> **EXERCISE DETAILS**:
Every record here should be printed again exactly.

> **LISTED RECORDS**:
(begin)

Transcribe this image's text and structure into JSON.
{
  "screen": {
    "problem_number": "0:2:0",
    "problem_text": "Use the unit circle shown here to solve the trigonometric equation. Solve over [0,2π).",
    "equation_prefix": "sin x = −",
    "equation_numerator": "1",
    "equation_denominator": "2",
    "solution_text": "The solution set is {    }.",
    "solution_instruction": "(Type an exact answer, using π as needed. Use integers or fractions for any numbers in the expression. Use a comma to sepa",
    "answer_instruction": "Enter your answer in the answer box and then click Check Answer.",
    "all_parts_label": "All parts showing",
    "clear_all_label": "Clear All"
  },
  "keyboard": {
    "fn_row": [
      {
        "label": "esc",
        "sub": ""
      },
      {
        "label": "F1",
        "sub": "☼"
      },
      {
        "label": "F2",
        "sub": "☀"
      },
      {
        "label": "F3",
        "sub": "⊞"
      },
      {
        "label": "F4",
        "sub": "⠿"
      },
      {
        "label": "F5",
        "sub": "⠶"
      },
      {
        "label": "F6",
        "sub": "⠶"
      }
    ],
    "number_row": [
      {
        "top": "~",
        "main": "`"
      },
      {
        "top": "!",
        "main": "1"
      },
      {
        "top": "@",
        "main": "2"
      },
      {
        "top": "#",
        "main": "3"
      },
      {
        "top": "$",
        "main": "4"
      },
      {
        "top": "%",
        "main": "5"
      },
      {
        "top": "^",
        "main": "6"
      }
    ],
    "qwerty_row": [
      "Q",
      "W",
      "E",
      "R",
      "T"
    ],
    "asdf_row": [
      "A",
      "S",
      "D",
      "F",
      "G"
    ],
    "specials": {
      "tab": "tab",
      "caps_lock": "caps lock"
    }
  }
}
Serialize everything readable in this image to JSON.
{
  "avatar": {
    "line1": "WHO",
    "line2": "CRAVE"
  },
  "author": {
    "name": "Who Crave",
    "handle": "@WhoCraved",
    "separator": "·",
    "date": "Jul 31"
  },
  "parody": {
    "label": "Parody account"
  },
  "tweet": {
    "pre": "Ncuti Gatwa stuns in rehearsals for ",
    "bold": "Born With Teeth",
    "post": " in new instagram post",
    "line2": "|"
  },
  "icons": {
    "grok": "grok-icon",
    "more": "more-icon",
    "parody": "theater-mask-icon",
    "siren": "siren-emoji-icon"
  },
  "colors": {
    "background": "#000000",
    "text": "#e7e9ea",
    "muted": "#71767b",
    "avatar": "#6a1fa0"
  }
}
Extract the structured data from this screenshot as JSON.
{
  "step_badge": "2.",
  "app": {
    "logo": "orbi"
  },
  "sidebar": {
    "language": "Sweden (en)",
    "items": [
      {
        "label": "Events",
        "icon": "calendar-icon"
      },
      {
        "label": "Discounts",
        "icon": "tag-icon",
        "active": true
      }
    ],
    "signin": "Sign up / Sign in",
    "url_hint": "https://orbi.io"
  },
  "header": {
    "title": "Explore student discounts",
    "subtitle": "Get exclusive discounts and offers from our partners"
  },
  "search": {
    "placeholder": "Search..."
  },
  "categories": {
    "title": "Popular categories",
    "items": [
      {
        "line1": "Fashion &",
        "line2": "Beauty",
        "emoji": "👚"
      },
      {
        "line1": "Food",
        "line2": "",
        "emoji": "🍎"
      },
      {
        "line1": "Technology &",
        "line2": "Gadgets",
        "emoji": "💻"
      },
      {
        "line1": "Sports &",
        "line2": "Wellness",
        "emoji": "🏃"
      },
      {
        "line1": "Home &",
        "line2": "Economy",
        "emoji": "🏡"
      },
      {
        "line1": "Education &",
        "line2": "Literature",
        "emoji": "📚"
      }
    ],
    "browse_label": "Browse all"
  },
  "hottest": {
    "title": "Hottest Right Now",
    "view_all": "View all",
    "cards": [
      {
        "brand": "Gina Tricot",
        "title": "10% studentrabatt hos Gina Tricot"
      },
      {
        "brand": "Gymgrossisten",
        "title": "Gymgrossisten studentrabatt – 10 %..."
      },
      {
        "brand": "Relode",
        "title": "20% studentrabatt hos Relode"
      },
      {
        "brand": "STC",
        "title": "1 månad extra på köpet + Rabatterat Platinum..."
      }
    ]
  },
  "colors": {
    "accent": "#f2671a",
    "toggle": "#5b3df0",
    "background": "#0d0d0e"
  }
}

(end)

> **WORKED SOLUTION**:
Transcribe this image's text and structure into JSON.
{
  "screen": {
    "problem_number": "0:2:0",
    "problem_text": "Use the unit circle shown here to solve the trigonometric equation. Solve over [0,2π).",
    "equation_prefix": "sin x = −",
    "equation_numerator": "1",
    "equation_denominator": "2",
    "solution_text": "The solution set is {    }.",
    "solution_instruction": "(Type an exact answer, using π as needed. Use integers or fractions for any numbers in the expression. Use a comma to sepa",
    "answer_instruction": "Enter your answer in the answer box and then click Check Answer.",
    "all_parts_label": "All parts showing",
    "clear_all_label": "Clear All"
  },
  "keyboard": {
    "fn_row": [
      {
        "label": "esc",
        "sub": ""
      },
      {
        "label": "F1",
        "sub": "☼"
      },
      {
        "label": "F2",
        "sub": "☀"
      },
      {
        "label": "F3",
        "sub": "⊞"
      },
      {
        "label": "F4",
        "sub": "⠿"
      },
      {
        "label": "F5",
        "sub": "⠶"
      },
      {
        "label": "F6",
        "sub": "⠶"
      }
    ],
    "number_row": [
      {
        "top": "~",
        "main": "`"
      },
      {
        "top": "!",
        "main": "1"
      },
      {
        "top": "@",
        "main": "2"
      },
      {
        "top": "#",
        "main": "3"
      },
      {
        "top": "$",
        "main": "4"
      },
      {
        "top": "%",
        "main": "5"
      },
      {
        "top": "^",
        "main": "6"
      }
    ],
    "qwerty_row": [
      "Q",
      "W",
      "E",
      "R",
      "T"
    ],
    "asdf_row": [
      "A",
      "S",
      "D",
      "F",
      "G"
    ],
    "specials": {
      "tab": "tab",
      "caps_lock": "caps lock"
    }
  }
}
Serialize everything readable in this image to JSON.
{
  "avatar": {
    "line1": "WHO",
    "line2": "CRAVE"
  },
  "author": {
    "name": "Who Crave",
    "handle": "@WhoCraved",
    "separator": "·",
    "date": "Jul 31"
  },
  "parody": {
    "label": "Parody account"
  },
  "tweet": {
    "pre": "Ncuti Gatwa stuns in rehearsals for ",
    "bold": "Born With Teeth",
    "post": " in new instagram post",
    "line2": "|"
  },
  "icons": {
    "grok": "grok-icon",
    "more": "more-icon",
    "parody": "theater-mask-icon",
    "siren": "siren-emoji-icon"
  },
  "colors": {
    "background": "#000000",
    "text": "#e7e9ea",
    "muted": "#71767b",
    "avatar": "#6a1fa0"
  }
}
Extract the structured data from this screenshot as JSON.
{
  "step_badge": "2.",
  "app": {
    "logo": "orbi"
  },
  "sidebar": {
    "language": "Sweden (en)",
    "items": [
      {
        "label": "Events",
        "icon": "calendar-icon"
      },
      {
        "label": "Discounts",
        "icon": "tag-icon",
        "active": true
      }
    ],
    "signin": "Sign up / Sign in",
    "url_hint": "https://orbi.io"
  },
  "header": {
    "title": "Explore student discounts",
    "subtitle": "Get exclusive discounts and offers from our partners"
  },
  "search": {
    "placeholder": "Search..."
  },
  "categories": {
    "title": "Popular categories",
    "items": [
      {
        "line1": "Fashion &",
        "line2": "Beauty",
        "emoji": "👚"
      },
      {
        "line1": "Food",
        "line2": "",
        "emoji": "🍎"
      },
      {
        "line1": "Technology &",
        "line2": "Gadgets",
        "emoji": "💻"
      },
      {
        "line1": "Sports &",
        "line2": "Wellness",
        "emoji": "🏃"
      },
      {
        "line1": "Home &",
        "line2": "Economy",
        "emoji": "🏡"
      },
      {
        "line1": "Education &",
        "line2": "Literature",
        "emoji": "📚"
      }
    ],
    "browse_label": "Browse all"
  },
  "hottest": {
    "title": "Hottest Right Now",
    "view_all": "View all",
    "cards": [
      {
        "brand": "Gina Tricot",
        "title": "10% studentrabatt hos Gina Tricot"
      },
      {
        "brand": "Gymgrossisten",
        "title": "Gymgrossisten studentrabatt – 10 %..."
      },
      {
        "brand": "Relode",
        "title": "20% studentrabatt hos Relode"
      },
      {
        "brand": "STC",
        "title": "1 månad extra på köpet + Rabatterat Platinum..."
      }
    ]
  },
  "colors": {
    "accent": "#f2671a",
    "toggle": "#5b3df0",
    "background": "#0d0d0e"
  }
}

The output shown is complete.